WHAT YOU HAVE TO DO
Pictures within the data are to be left out; everything else must be reproduced exactly.

DATA FOR THIS TASK
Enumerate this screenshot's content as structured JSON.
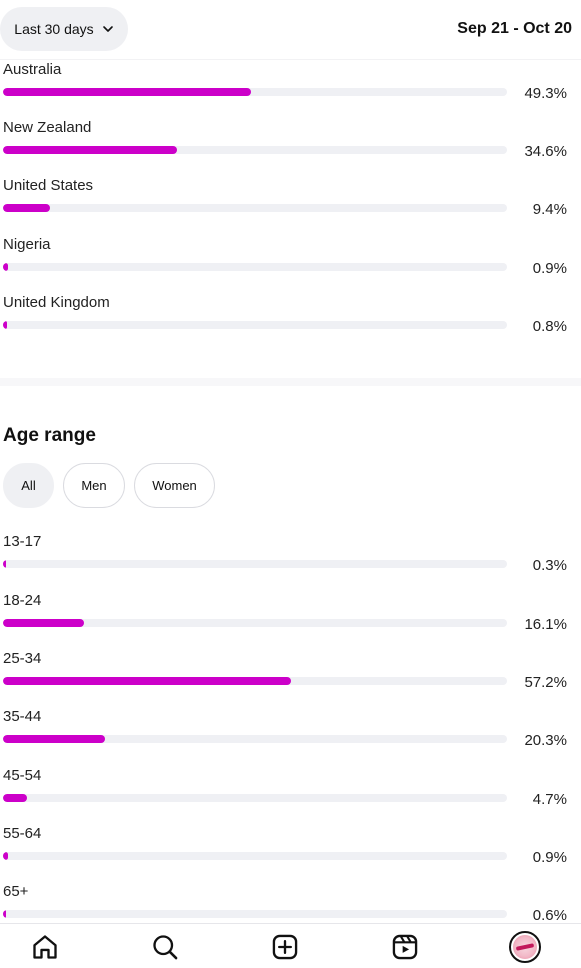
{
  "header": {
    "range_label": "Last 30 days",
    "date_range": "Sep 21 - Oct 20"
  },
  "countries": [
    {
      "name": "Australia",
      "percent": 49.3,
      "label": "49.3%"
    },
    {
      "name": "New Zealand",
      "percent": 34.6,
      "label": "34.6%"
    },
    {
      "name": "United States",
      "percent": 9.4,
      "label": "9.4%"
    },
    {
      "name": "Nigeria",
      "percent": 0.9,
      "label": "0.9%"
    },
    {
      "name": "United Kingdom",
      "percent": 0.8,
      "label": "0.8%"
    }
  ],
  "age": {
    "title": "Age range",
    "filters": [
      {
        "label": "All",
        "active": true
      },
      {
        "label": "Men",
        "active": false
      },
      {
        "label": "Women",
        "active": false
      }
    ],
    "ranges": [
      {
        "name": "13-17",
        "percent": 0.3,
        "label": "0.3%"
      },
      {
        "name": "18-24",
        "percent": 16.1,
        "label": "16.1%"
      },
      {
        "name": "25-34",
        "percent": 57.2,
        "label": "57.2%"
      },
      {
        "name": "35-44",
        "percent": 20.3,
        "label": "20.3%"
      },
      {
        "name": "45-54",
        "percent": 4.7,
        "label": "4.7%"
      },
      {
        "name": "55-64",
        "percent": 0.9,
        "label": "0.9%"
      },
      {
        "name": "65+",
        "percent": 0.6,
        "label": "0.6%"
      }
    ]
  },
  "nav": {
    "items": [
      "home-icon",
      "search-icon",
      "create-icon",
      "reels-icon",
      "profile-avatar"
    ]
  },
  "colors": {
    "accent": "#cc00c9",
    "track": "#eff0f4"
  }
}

FINISHED ANSWER
Enumerate this screenshot's content as structured JSON.
{
  "header": {
    "range_label": "Last 30 days",
    "date_range": "Sep 21 - Oct 20"
  },
  "countries": [
    {
      "name": "Australia",
      "percent": 49.3,
      "label": "49.3%"
    },
    {
      "name": "New Zealand",
      "percent": 34.6,
      "label": "34.6%"
    },
    {
      "name": "United States",
      "percent": 9.4,
      "label": "9.4%"
    },
    {
      "name": "Nigeria",
      "percent": 0.9,
      "label": "0.9%"
    },
    {
      "name": "United Kingdom",
      "percent": 0.8,
      "label": "0.8%"
    }
  ],
  "age": {
    "title": "Age range",
    "filters": [
      {
        "label": "All",
        "active": true
      },
      {
        "label": "Men",
        "active": false
      },
      {
        "label": "Women",
        "active": false
      }
    ],
    "ranges": [
      {
        "name": "13-17",
        "percent": 0.3,
        "label": "0.3%"
      },
      {
        "name": "18-24",
        "percent": 16.1,
        "label": "16.1%"
      },
      {
        "name": "25-34",
        "percent": 57.2,
        "label": "57.2%"
      },
      {
        "name": "35-44",
        "percent": 20.3,
        "label": "20.3%"
      },
      {
        "name": "45-54",
        "percent": 4.7,
        "label": "4.7%"
      },
      {
        "name": "55-64",
        "percent": 0.9,
        "label": "0.9%"
      },
      {
        "name": "65+",
        "percent": 0.6,
        "label": "0.6%"
      }
    ]
  },
  "nav": {
    "items": [
      "home-icon",
      "search-icon",
      "create-icon",
      "reels-icon",
      "profile-avatar"
    ]
  },
  "colors": {
    "accent": "#cc00c9",
    "track": "#eff0f4"
  }
}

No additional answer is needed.